Recorded data
"""

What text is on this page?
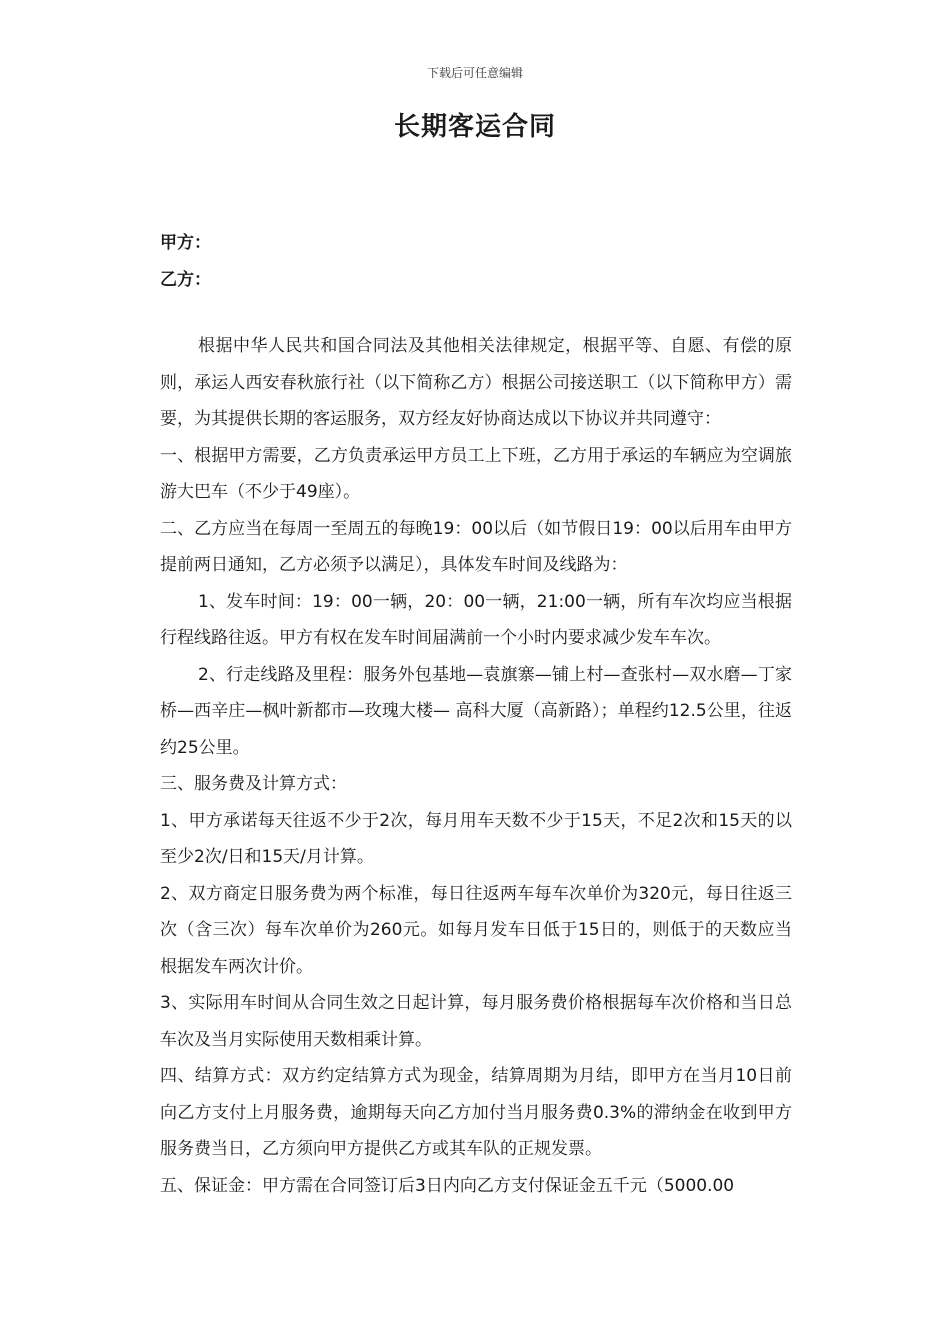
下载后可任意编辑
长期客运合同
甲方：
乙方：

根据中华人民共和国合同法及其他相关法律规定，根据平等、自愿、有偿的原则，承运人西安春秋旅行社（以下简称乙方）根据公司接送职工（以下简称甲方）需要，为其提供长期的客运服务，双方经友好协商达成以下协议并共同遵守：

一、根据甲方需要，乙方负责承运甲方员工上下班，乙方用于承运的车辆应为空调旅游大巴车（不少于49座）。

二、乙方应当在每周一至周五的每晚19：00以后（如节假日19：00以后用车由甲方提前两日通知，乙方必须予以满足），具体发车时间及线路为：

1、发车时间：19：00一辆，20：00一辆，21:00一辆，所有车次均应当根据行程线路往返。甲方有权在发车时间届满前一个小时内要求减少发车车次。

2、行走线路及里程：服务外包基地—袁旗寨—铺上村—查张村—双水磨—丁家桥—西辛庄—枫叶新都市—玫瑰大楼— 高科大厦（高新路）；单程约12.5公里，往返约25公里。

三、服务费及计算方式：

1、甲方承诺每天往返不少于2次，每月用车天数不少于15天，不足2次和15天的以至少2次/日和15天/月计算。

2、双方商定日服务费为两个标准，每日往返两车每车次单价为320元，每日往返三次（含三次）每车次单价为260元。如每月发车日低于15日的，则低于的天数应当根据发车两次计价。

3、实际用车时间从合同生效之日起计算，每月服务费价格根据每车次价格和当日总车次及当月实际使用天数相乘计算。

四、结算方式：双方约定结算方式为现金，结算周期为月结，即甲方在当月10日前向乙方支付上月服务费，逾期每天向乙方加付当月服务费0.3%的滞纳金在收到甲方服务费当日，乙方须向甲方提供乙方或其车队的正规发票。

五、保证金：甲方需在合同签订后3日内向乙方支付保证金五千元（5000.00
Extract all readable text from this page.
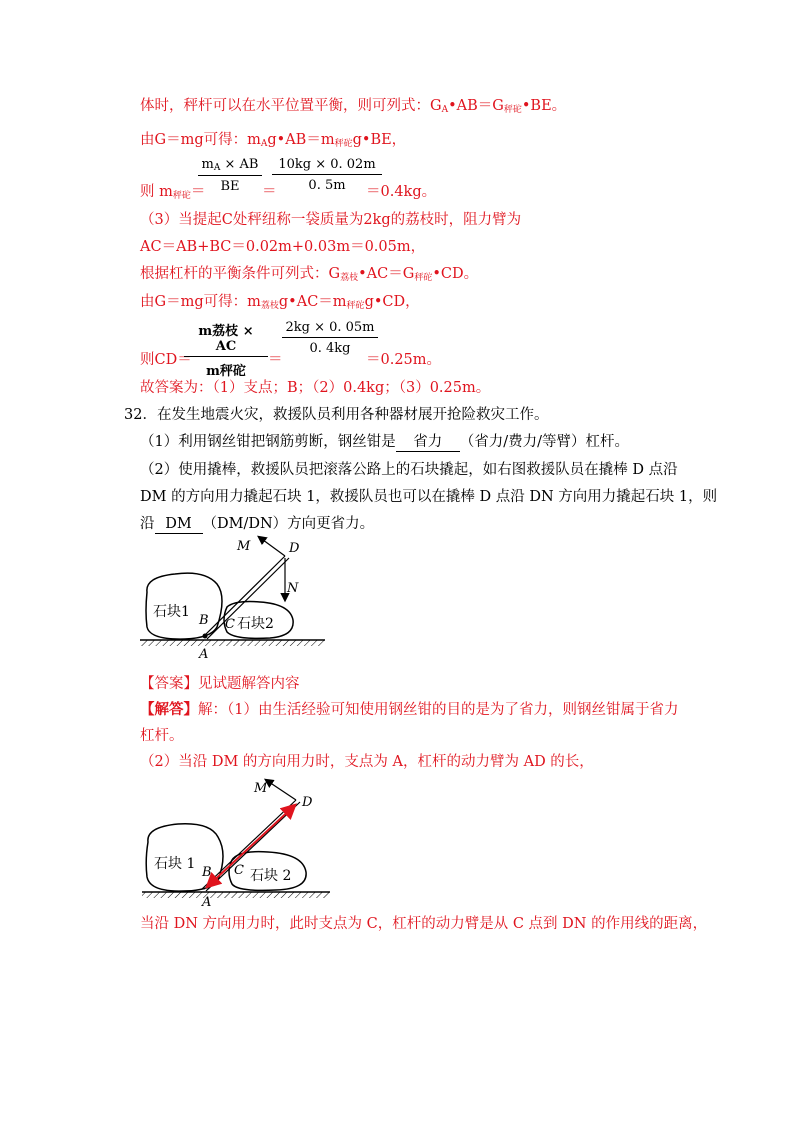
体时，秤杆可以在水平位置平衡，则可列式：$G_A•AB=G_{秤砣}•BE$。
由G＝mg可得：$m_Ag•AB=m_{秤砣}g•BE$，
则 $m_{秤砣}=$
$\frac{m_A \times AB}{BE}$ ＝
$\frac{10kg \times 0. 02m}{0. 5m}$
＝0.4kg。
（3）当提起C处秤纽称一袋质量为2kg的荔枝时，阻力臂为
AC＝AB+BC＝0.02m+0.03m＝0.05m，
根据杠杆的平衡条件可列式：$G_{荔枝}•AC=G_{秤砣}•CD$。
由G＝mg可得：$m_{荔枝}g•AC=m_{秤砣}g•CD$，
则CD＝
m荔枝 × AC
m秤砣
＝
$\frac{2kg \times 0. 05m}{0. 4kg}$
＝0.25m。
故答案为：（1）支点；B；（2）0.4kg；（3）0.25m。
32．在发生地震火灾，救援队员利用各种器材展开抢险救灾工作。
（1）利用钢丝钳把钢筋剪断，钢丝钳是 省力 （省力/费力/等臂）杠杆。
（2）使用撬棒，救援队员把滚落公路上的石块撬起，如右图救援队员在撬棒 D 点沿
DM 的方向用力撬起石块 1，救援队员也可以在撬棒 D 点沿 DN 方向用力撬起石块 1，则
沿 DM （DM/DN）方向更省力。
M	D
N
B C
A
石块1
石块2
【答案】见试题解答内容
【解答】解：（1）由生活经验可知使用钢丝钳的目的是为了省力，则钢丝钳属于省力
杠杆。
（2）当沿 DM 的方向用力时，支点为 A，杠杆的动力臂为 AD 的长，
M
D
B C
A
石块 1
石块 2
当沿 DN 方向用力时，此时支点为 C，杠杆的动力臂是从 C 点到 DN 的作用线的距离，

"""

Quote exactly, and only, the lines from the line containing "Extract all readable text from this page." through the final line of the records above, both included, omitting any pictures.

- TASK RESPONSE
Extract all readable text from this page.
体时，秤杆可以在水平位置平衡，则可列式：$G_A•AB=G_{秤砣}•BE$。
由G＝mg可得：$m_Ag•AB=m_{秤砣}g•BE$，
则 $m_{秤砣}=$
$\frac{m_A \times AB}{BE}$ ＝
$\frac{10kg \times 0. 02m}{0. 5m}$
＝0.4kg。
（3）当提起C处秤纽称一袋质量为2kg的荔枝时，阻力臂为
AC＝AB+BC＝0.02m+0.03m＝0.05m，
根据杠杆的平衡条件可列式：$G_{荔枝}•AC=G_{秤砣}•CD$。
由G＝mg可得：$m_{荔枝}g•AC=m_{秤砣}g•CD$，
则CD＝
m荔枝 × AC
m秤砣
＝
$\frac{2kg \times 0. 05m}{0. 4kg}$
＝0.25m。
故答案为：（1）支点；B；（2）0.4kg；（3）0.25m。
32．在发生地震火灾，救援队员利用各种器材展开抢险救灾工作。
（1）利用钢丝钳把钢筋剪断，钢丝钳是 省力 （省力/费力/等臂）杠杆。
（2）使用撬棒，救援队员把滚落公路上的石块撬起，如右图救援队员在撬棒 D 点沿
DM 的方向用力撬起石块 1，救援队员也可以在撬棒 D 点沿 DN 方向用力撬起石块 1，则
沿 DM （DM/DN）方向更省力。
M	D
N
B C
A
石块1
石块2
【答案】见试题解答内容
【解答】解：（1）由生活经验可知使用钢丝钳的目的是为了省力，则钢丝钳属于省力
杠杆。
（2）当沿 DM 的方向用力时，支点为 A，杠杆的动力臂为 AD 的长，
M
D
B C
A
石块 1
石块 2
当沿 DN 方向用力时，此时支点为 C，杠杆的动力臂是从 C 点到 DN 的作用线的距离，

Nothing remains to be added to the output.